- [Given problem]:
Copy the data below exactly, omitting any picture it contains.

- [The input]:
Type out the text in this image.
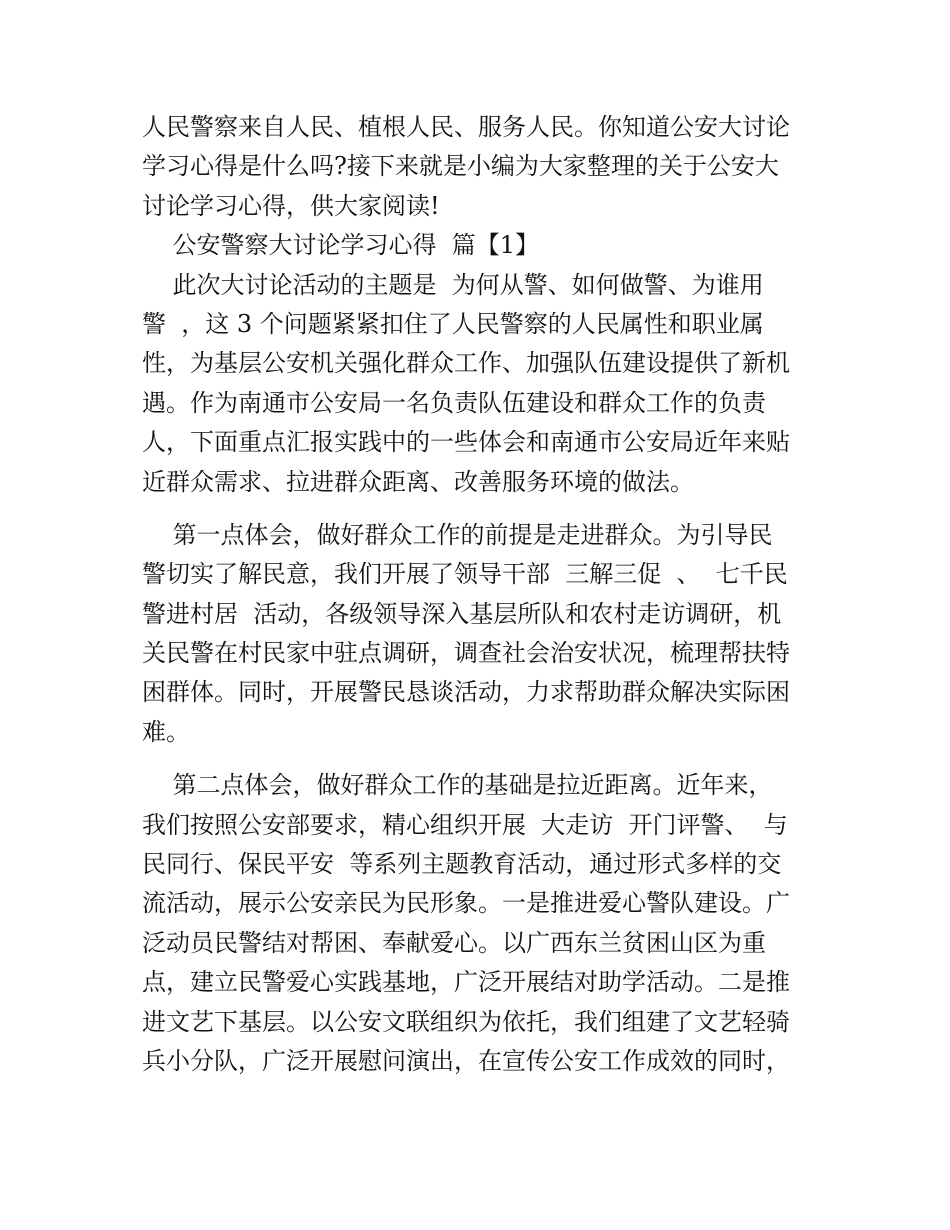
人民警察来自人民、植根人民、服务人民。你知道公安大讨论
学习心得是什么吗?接下来就是小编为大家整理的关于公安大
讨论学习心得，供大家阅读!
公安警察大讨论学习心得  篇【1】
此次大讨论活动的主题是  为何从警、如何做警、为谁用
警  ，这 3 个问题紧紧扣住了人民警察的人民属性和职业属
性，为基层公安机关强化群众工作、加强队伍建设提供了新机
遇。作为南通市公安局一名负责队伍建设和群众工作的负责
人，下面重点汇报实践中的一些体会和南通市公安局近年来贴
近群众需求、拉进群众距离、改善服务环境的做法。
第一点体会，做好群众工作的前提是走进群众。为引导民
警切实了解民意，我们开展了领导干部  三解三促  、  七千民
警进村居  活动，各级领导深入基层所队和农村走访调研，机
关民警在村民家中驻点调研，调查社会治安状况，梳理帮扶特
困群体。同时，开展警民恳谈活动，力求帮助群众解决实际困
难。
第二点体会，做好群众工作的基础是拉近距离。近年来，
我们按照公安部要求，精心组织开展  大走访  开门评警、  与
民同行、保民平安  等系列主题教育活动，通过形式多样的交
流活动，展示公安亲民为民形象。一是推进爱心警队建设。广
泛动员民警结对帮困、奉献爱心。以广西东兰贫困山区为重
点，建立民警爱心实践基地，广泛开展结对助学活动。二是推
进文艺下基层。以公安文联组织为依托，我们组建了文艺轻骑
兵小分队，广泛开展慰问演出，在宣传公安工作成效的同时，
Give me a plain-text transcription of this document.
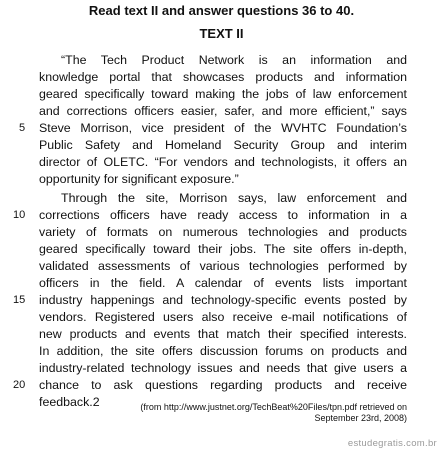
Read text II and answer questions 36 to 40.
TEXT II
“The Tech Product Network is an information and
knowledge portal that showcases products and information
geared specifically toward making the jobs of law enforcement
and corrections officers easier, safer, and more efficient,” says
Steve Morrison, vice president of the WVHTC Foundation’s
Public Safety and Homeland Security Group and interim
director of OLETC. “For vendors and technologists, it offers an
opportunity for significant exposure.”
Through the site, Morrison says, law enforcement and
corrections officers have ready access to information in a
variety of formats on numerous technologies and products
geared specifically toward their jobs. The site offers in-depth,
validated assessments of various technologies performed by
officers in the field. A calendar of events lists important
industry happenings and technology-specific events posted by
vendors. Registered users also receive e-mail notifications of
new products and events that match their specified interests.
In addition, the site offers discussion forums on products and
industry-related technology issues and needs that give users a
chance to ask questions regarding products and receive
feedback.2
5
10
15
20
(from http://www.justnet.org/TechBeat%20Files/tpn.pdf retrieved on
September 23rd, 2008)
estudegratis.com.br
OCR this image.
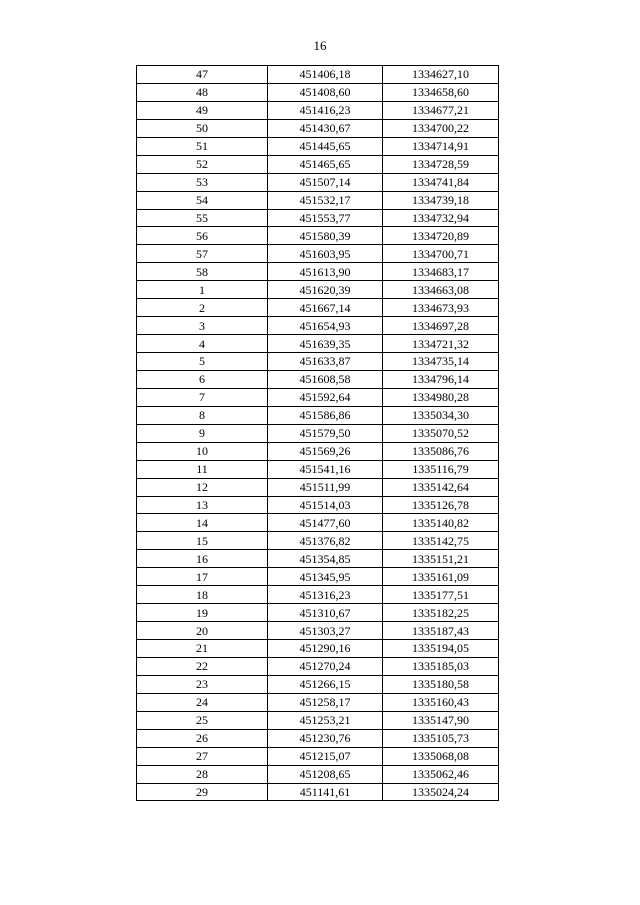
16
47	451406,18	1334627,10
48	451408,60	1334658,60
49	451416,23	1334677,21
50	451430,67	1334700,22
51	451445,65	1334714,91
52	451465,65	1334728,59
53	451507,14	1334741,84
54	451532,17	1334739,18
55	451553,77	1334732,94
56	451580,39	1334720,89
57	451603,95	1334700,71
58	451613,90	1334683,17
1	451620,39	1334663,08
2	451667,14	1334673,93
3	451654,93	1334697,28
4	451639,35	1334721,32
5	451633,87	1334735,14
6	451608,58	1334796,14
7	451592,64	1334980,28
8	451586,86	1335034,30
9	451579,50	1335070,52
10	451569,26	1335086,76
11	451541,16	1335116,79
12	451511,99	1335142,64
13	451514,03	1335126,78
14	451477,60	1335140,82
15	451376,82	1335142,75
16	451354,85	1335151,21
17	451345,95	1335161,09
18	451316,23	1335177,51
19	451310,67	1335182,25
20	451303,27	1335187,43
21	451290,16	1335194,05
22	451270,24	1335185,03
23	451266,15	1335180,58
24	451258,17	1335160,43
25	451253,21	1335147,90
26	451230,76	1335105,73
27	451215,07	1335068,08
28	451208,65	1335062,46
29	451141,61	1335024,24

- [Full solution]:
Type out the text in this image.
人民警察来自人民、植根人民、服务人民。你知道公安大讨论
学习心得是什么吗?接下来就是小编为大家整理的关于公安大
讨论学习心得，供大家阅读!
公安警察大讨论学习心得  篇【1】
此次大讨论活动的主题是  为何从警、如何做警、为谁用
警  ，这 3 个问题紧紧扣住了人民警察的人民属性和职业属
性，为基层公安机关强化群众工作、加强队伍建设提供了新机
遇。作为南通市公安局一名负责队伍建设和群众工作的负责
人，下面重点汇报实践中的一些体会和南通市公安局近年来贴
近群众需求、拉进群众距离、改善服务环境的做法。
第一点体会，做好群众工作的前提是走进群众。为引导民
警切实了解民意，我们开展了领导干部  三解三促  、  七千民
警进村居  活动，各级领导深入基层所队和农村走访调研，机
关民警在村民家中驻点调研，调查社会治安状况，梳理帮扶特
困群体。同时，开展警民恳谈活动，力求帮助群众解决实际困
难。
第二点体会，做好群众工作的基础是拉近距离。近年来，
我们按照公安部要求，精心组织开展  大走访  开门评警、  与
民同行、保民平安  等系列主题教育活动，通过形式多样的交
流活动，展示公安亲民为民形象。一是推进爱心警队建设。广
泛动员民警结对帮困、奉献爱心。以广西东兰贫困山区为重
点，建立民警爱心实践基地，广泛开展结对助学活动。二是推
进文艺下基层。以公安文联组织为依托，我们组建了文艺轻骑
兵小分队，广泛开展慰问演出，在宣传公安工作成效的同时，
Give me a plain-text transcription of this document.
Read text II and answer questions 36 to 40.
TEXT II
“The Tech Product Network is an information and
knowledge portal that showcases products and information
geared specifically toward making the jobs of law enforcement
and corrections officers easier, safer, and more efficient,” says
Steve Morrison, vice president of the WVHTC Foundation’s
Public Safety and Homeland Security Group and interim
director of OLETC. “For vendors and technologists, it offers an
opportunity for significant exposure.”
Through the site, Morrison says, law enforcement and
corrections officers have ready access to information in a
variety of formats on numerous technologies and products
geared specifically toward their jobs. The site offers in-depth,
validated assessments of various technologies performed by
officers in the field. A calendar of events lists important
industry happenings and technology-specific events posted by
vendors. Registered users also receive e-mail notifications of
new products and events that match their specified interests.
In addition, the site offers discussion forums on products and
industry-related technology issues and needs that give users a
chance to ask questions regarding products and receive
feedback.2
5
10
15
20
(from http://www.justnet.org/TechBeat%20Files/tpn.pdf retrieved on
September 23rd, 2008)
estudegratis.com.br
OCR this image.
16
47	451406,18	1334627,10
48	451408,60	1334658,60
49	451416,23	1334677,21
50	451430,67	1334700,22
51	451445,65	1334714,91
52	451465,65	1334728,59
53	451507,14	1334741,84
54	451532,17	1334739,18
55	451553,77	1334732,94
56	451580,39	1334720,89
57	451603,95	1334700,71
58	451613,90	1334683,17
1	451620,39	1334663,08
2	451667,14	1334673,93
3	451654,93	1334697,28
4	451639,35	1334721,32
5	451633,87	1334735,14
6	451608,58	1334796,14
7	451592,64	1334980,28
8	451586,86	1335034,30
9	451579,50	1335070,52
10	451569,26	1335086,76
11	451541,16	1335116,79
12	451511,99	1335142,64
13	451514,03	1335126,78
14	451477,60	1335140,82
15	451376,82	1335142,75
16	451354,85	1335151,21
17	451345,95	1335161,09
18	451316,23	1335177,51
19	451310,67	1335182,25
20	451303,27	1335187,43
21	451290,16	1335194,05
22	451270,24	1335185,03
23	451266,15	1335180,58
24	451258,17	1335160,43
25	451253,21	1335147,90
26	451230,76	1335105,73
27	451215,07	1335068,08
28	451208,65	1335062,46
29	451141,61	1335024,24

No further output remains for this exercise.